GIVEN DATA >>
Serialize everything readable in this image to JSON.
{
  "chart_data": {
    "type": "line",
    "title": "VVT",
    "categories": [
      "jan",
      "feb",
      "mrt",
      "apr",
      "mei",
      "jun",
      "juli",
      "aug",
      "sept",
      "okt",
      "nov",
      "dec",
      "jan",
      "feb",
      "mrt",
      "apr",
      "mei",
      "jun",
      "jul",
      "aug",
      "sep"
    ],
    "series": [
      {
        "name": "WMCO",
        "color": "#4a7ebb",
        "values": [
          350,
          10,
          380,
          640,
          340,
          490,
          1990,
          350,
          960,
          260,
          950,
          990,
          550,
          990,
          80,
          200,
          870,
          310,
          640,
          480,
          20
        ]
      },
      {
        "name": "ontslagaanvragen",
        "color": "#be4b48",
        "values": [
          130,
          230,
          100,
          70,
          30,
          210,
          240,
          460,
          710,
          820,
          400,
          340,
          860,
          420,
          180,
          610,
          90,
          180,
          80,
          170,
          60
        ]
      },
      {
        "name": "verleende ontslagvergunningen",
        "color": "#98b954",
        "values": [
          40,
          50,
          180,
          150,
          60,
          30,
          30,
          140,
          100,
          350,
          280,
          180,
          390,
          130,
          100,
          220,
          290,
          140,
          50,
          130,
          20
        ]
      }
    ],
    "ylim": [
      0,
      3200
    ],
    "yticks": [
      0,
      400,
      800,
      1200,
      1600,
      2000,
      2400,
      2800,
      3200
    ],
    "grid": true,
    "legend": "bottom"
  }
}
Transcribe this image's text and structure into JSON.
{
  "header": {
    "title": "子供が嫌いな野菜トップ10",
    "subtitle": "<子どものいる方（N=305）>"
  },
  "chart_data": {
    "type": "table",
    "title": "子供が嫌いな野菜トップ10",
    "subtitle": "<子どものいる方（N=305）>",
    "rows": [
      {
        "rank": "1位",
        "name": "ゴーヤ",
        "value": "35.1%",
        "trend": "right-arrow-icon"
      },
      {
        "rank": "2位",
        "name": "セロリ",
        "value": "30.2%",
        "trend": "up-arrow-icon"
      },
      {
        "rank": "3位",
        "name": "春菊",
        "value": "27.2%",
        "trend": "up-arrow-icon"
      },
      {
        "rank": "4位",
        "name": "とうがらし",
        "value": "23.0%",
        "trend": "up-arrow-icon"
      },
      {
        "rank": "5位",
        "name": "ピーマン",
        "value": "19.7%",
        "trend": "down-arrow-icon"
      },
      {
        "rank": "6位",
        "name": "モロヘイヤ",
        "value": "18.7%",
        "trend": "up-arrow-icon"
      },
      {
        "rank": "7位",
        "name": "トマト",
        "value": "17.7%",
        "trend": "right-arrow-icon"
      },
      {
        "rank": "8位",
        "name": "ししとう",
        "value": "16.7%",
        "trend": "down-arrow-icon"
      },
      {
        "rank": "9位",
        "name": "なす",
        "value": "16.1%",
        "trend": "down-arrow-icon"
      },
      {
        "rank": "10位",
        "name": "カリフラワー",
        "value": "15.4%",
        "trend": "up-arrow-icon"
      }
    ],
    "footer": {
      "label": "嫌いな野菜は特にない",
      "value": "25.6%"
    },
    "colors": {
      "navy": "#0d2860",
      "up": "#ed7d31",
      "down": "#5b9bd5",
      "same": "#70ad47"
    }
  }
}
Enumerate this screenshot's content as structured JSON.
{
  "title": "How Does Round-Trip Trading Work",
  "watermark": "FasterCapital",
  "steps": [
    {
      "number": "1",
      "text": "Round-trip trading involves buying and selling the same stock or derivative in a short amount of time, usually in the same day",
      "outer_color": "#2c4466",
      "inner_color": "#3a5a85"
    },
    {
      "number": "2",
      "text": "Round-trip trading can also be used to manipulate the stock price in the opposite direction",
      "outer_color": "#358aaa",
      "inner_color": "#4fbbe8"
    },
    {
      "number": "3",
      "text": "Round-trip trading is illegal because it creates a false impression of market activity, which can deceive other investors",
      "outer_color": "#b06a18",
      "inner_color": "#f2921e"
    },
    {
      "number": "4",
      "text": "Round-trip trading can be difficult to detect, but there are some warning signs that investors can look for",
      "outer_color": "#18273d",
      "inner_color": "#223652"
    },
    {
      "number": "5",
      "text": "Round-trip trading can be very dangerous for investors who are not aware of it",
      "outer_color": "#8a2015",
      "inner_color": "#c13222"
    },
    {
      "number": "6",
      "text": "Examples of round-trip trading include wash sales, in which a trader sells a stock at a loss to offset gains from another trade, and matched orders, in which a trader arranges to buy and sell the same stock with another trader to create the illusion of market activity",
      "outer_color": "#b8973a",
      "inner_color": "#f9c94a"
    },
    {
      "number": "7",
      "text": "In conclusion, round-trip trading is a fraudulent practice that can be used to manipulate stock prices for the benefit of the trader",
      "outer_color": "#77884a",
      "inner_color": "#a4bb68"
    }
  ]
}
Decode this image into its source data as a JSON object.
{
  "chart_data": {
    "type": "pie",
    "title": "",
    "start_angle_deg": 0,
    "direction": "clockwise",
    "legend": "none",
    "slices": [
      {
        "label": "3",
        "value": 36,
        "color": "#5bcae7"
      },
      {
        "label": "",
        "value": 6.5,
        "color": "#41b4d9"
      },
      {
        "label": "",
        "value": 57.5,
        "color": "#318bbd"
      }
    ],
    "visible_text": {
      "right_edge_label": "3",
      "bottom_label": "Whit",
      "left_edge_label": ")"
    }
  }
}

TASK TO CARRY OUT >> Set down, exactly and in full, the lines from the one containing "Decode this image" through the end of the entries; no other line belongs.

OUTPUT >>
Decode this image into its source data as a JSON object.
{
  "chart_data": {
    "type": "pie",
    "title": "",
    "start_angle_deg": 0,
    "direction": "clockwise",
    "legend": "none",
    "slices": [
      {
        "label": "3",
        "value": 36,
        "color": "#5bcae7"
      },
      {
        "label": "",
        "value": 6.5,
        "color": "#41b4d9"
      },
      {
        "label": "",
        "value": 57.5,
        "color": "#318bbd"
      }
    ],
    "visible_text": {
      "right_edge_label": "3",
      "bottom_label": "Whit",
      "left_edge_label": ")"
    }
  }
}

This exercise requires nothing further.